:: DATA FOR ANALYSIS

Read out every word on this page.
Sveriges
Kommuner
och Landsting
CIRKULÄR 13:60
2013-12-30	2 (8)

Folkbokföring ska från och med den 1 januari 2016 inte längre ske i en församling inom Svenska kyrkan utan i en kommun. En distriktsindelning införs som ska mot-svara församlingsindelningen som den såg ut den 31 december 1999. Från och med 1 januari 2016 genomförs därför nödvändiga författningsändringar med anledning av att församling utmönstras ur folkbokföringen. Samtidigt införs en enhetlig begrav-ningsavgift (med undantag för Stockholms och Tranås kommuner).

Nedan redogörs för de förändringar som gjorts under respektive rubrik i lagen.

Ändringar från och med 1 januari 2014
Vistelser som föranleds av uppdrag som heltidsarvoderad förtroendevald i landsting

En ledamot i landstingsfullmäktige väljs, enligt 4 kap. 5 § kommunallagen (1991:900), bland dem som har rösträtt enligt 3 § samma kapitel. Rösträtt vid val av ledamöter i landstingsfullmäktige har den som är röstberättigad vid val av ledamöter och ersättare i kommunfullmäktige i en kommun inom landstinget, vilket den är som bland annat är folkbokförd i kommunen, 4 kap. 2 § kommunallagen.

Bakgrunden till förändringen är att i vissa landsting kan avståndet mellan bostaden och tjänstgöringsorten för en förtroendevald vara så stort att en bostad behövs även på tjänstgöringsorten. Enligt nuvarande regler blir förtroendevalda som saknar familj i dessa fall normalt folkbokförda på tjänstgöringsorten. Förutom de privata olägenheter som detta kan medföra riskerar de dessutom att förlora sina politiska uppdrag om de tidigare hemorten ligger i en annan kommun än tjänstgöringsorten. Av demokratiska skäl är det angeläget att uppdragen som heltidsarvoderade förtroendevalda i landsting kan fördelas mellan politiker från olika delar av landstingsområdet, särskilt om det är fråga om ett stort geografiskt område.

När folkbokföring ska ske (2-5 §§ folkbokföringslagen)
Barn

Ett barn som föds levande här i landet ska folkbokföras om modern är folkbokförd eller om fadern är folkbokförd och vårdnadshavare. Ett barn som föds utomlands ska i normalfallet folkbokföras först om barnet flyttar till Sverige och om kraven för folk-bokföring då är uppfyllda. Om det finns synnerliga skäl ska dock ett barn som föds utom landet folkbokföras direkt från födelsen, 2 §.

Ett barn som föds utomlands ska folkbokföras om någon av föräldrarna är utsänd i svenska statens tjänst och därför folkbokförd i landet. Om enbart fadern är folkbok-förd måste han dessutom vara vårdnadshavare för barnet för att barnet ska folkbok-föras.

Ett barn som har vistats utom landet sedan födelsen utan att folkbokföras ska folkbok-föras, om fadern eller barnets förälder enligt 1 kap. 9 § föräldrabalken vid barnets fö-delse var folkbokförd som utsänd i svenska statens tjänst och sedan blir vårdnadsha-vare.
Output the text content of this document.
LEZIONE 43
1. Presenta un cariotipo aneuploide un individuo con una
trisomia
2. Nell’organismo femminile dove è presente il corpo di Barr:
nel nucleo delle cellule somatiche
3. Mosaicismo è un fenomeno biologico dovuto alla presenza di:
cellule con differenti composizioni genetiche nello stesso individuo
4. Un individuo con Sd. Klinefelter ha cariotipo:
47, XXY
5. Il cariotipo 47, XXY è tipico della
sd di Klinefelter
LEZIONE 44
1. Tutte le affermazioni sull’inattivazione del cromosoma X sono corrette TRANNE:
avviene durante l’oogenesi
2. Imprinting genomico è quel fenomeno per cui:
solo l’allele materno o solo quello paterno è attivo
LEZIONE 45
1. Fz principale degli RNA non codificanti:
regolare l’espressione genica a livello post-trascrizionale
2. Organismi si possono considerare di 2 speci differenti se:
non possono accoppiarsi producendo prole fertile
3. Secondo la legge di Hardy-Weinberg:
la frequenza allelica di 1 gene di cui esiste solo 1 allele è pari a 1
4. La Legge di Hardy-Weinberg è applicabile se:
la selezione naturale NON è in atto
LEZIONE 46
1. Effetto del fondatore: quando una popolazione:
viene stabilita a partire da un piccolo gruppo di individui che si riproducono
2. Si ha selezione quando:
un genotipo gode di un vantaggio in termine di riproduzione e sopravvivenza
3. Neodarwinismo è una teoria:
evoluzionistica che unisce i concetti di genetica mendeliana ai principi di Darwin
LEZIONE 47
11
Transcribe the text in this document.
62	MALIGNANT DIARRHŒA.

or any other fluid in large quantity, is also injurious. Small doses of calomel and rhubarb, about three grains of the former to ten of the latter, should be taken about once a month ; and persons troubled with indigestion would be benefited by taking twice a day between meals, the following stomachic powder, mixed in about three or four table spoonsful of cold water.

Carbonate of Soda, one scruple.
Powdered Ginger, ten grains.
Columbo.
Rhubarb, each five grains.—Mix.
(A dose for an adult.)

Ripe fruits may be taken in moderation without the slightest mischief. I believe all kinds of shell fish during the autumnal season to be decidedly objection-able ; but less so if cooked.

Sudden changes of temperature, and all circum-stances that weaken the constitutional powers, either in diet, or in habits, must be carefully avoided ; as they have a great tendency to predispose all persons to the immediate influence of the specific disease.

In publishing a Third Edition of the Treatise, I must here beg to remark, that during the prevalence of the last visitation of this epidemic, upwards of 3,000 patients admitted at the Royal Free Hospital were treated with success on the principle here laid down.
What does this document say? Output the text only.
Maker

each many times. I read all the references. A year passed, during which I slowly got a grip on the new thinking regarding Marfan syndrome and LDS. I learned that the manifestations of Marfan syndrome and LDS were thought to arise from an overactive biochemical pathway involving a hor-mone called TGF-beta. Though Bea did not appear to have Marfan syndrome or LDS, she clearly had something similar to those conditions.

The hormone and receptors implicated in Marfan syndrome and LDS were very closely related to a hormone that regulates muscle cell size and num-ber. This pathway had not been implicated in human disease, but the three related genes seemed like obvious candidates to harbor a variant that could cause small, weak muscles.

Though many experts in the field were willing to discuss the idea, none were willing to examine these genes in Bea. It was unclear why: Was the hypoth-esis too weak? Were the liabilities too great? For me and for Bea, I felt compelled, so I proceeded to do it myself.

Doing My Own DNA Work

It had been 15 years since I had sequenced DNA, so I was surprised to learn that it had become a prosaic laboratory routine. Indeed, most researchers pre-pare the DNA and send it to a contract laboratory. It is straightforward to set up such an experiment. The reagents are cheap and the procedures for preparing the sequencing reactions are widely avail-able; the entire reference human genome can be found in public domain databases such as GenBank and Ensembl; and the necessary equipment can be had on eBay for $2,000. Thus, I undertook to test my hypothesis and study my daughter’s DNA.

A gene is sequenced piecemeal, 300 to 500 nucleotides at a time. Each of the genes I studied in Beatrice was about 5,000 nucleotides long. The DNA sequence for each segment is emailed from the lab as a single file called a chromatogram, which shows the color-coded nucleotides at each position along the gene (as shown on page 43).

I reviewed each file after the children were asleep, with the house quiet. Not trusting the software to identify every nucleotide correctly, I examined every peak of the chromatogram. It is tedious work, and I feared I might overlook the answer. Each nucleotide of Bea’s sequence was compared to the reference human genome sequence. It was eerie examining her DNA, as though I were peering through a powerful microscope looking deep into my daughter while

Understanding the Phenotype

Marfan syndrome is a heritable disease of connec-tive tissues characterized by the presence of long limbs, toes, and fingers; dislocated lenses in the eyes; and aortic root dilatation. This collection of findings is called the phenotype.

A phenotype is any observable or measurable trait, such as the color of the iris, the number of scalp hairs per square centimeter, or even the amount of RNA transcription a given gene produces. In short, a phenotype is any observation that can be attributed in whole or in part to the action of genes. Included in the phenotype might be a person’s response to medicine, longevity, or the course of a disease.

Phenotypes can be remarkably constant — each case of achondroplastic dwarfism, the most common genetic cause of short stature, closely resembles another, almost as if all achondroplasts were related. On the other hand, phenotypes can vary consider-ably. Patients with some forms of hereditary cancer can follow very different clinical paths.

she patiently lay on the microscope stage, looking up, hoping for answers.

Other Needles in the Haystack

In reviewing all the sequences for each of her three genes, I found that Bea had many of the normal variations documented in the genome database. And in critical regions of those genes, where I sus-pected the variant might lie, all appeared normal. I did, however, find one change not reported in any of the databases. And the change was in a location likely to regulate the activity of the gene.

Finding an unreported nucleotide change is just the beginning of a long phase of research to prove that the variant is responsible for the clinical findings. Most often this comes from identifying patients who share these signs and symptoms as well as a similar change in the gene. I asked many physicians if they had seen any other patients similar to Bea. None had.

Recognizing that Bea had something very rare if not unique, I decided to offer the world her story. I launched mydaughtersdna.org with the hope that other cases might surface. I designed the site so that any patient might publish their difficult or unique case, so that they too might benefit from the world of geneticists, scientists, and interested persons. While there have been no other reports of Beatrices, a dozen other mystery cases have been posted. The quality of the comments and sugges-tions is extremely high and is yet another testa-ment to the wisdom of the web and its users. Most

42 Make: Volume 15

::::

Filter the records down to the lines containing the word "possono", and copy those.

2. Organismi si possono considerare di 2 speci differenti se:
non possono accoppiarsi producendo prole fertile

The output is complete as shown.